Work required: Check each line of the material below, and copy it if it holds the string "brothers".
**********
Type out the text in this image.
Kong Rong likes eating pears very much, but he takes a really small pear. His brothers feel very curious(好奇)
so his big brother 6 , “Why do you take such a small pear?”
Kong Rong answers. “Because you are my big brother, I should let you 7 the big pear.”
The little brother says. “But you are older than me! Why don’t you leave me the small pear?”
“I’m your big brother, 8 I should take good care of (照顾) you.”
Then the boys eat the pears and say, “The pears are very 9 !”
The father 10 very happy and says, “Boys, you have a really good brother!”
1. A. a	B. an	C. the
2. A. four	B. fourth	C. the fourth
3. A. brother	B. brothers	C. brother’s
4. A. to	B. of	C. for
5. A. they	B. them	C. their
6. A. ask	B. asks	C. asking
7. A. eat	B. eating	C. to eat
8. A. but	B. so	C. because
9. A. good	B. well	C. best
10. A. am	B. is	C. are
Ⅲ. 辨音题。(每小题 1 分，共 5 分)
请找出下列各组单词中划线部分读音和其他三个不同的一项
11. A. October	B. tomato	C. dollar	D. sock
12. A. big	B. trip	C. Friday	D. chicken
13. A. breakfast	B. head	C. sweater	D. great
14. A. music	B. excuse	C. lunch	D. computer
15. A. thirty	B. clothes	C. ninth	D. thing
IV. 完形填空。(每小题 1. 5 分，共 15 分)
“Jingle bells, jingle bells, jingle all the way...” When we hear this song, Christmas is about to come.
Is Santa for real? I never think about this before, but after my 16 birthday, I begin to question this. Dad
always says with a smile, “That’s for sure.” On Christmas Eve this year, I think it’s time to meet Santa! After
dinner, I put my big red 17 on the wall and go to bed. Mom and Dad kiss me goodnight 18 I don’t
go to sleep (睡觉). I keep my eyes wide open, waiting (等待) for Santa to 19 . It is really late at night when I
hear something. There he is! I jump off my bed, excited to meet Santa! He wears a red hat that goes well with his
**********
Response:
Kong Rong likes eating pears very much, but he takes a really small pear. His brothers feel very curious(好奇)
3. A. brother	B. brothers	C. brother’s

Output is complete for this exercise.